Objective –
Here are some records; copy every line that holds the word "brush".

Supplied entries –
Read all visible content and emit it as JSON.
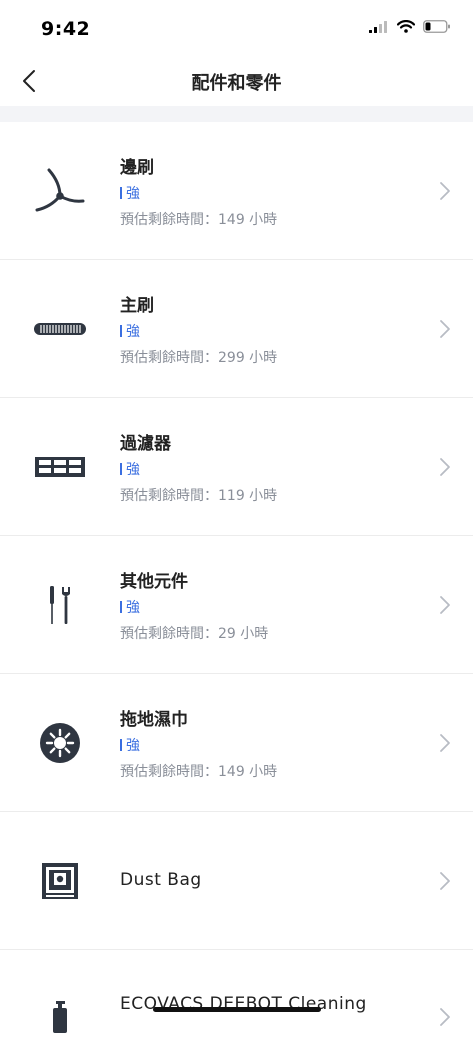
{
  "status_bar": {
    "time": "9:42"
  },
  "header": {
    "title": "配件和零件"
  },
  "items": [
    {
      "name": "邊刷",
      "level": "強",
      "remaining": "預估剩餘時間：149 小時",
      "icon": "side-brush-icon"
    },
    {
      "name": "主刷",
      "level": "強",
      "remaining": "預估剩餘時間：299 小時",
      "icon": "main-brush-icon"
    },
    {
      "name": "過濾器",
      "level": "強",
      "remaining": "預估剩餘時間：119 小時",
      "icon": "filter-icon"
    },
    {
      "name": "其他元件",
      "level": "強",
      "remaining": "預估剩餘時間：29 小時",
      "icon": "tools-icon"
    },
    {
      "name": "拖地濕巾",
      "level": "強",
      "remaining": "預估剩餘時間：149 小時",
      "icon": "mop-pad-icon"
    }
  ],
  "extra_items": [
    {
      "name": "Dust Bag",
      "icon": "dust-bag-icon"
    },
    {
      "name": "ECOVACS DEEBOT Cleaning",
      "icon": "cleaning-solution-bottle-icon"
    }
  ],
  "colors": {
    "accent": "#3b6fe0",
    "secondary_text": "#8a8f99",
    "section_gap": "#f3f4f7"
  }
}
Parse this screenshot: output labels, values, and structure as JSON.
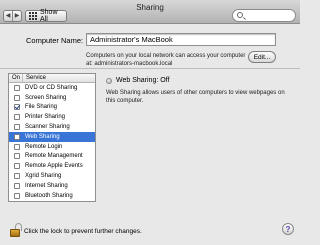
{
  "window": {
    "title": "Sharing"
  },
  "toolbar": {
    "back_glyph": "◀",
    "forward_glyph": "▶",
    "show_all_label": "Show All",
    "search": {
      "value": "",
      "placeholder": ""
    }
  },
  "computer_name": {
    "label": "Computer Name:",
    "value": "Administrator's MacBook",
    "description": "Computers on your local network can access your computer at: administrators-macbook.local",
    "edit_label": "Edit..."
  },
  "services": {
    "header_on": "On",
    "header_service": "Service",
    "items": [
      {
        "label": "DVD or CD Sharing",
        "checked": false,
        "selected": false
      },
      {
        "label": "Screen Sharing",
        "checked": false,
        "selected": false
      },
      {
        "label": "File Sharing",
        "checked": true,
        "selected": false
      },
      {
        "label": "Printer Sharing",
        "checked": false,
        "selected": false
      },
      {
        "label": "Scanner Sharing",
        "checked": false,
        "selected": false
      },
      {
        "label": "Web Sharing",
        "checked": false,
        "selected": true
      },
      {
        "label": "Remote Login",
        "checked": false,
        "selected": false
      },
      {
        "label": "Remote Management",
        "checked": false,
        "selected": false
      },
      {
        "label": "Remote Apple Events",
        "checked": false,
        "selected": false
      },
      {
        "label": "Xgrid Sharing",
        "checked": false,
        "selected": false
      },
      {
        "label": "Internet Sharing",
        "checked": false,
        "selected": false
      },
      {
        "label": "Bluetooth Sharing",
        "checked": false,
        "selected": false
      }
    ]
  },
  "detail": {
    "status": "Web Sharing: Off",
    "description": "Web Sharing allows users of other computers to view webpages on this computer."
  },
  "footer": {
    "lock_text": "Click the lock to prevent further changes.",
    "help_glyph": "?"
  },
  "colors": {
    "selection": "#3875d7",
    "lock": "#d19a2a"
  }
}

==

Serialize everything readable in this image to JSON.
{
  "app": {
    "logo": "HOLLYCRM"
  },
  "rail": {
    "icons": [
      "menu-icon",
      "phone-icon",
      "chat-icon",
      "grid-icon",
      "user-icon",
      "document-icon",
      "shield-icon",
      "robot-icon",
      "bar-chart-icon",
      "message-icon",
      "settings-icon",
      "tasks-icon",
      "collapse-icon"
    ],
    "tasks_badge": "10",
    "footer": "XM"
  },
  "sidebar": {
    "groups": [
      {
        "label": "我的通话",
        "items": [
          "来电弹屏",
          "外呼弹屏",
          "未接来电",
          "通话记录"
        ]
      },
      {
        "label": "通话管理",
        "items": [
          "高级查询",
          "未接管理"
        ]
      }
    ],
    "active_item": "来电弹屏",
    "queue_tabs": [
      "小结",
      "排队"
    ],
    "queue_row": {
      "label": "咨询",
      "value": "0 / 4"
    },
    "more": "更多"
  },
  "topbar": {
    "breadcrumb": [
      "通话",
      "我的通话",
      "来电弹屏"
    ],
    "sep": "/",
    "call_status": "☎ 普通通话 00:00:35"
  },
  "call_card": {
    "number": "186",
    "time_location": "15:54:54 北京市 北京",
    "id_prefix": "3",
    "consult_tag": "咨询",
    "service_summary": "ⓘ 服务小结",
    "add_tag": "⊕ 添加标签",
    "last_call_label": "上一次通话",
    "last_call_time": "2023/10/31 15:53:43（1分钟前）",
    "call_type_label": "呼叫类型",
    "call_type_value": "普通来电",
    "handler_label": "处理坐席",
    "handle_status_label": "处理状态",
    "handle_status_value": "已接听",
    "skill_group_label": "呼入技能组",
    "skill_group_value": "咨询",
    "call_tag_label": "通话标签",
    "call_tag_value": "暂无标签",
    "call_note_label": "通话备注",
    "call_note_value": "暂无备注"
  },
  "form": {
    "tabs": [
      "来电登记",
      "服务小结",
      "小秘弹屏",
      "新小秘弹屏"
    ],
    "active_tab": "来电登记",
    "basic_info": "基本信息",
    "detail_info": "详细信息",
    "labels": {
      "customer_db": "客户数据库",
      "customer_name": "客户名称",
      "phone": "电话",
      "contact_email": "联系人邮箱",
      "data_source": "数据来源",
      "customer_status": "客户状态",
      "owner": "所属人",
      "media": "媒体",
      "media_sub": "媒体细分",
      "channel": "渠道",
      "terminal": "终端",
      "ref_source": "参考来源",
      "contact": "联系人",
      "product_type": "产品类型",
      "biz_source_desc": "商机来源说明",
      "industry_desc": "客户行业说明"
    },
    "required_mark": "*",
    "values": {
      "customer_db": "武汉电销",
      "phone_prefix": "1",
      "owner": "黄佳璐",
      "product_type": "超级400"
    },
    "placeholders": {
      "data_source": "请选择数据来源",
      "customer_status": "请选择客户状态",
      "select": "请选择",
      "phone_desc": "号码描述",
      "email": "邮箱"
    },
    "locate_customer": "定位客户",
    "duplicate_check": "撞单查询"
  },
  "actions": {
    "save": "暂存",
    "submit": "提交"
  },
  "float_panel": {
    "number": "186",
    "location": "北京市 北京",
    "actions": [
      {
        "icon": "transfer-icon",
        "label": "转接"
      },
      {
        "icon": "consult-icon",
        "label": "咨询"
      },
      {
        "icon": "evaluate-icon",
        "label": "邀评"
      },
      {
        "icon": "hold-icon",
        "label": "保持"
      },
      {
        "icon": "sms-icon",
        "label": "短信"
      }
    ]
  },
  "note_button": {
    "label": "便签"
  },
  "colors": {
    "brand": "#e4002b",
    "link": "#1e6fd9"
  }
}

Task solution –
      "icon": "side-brush-icon"
      "icon": "main-brush-icon"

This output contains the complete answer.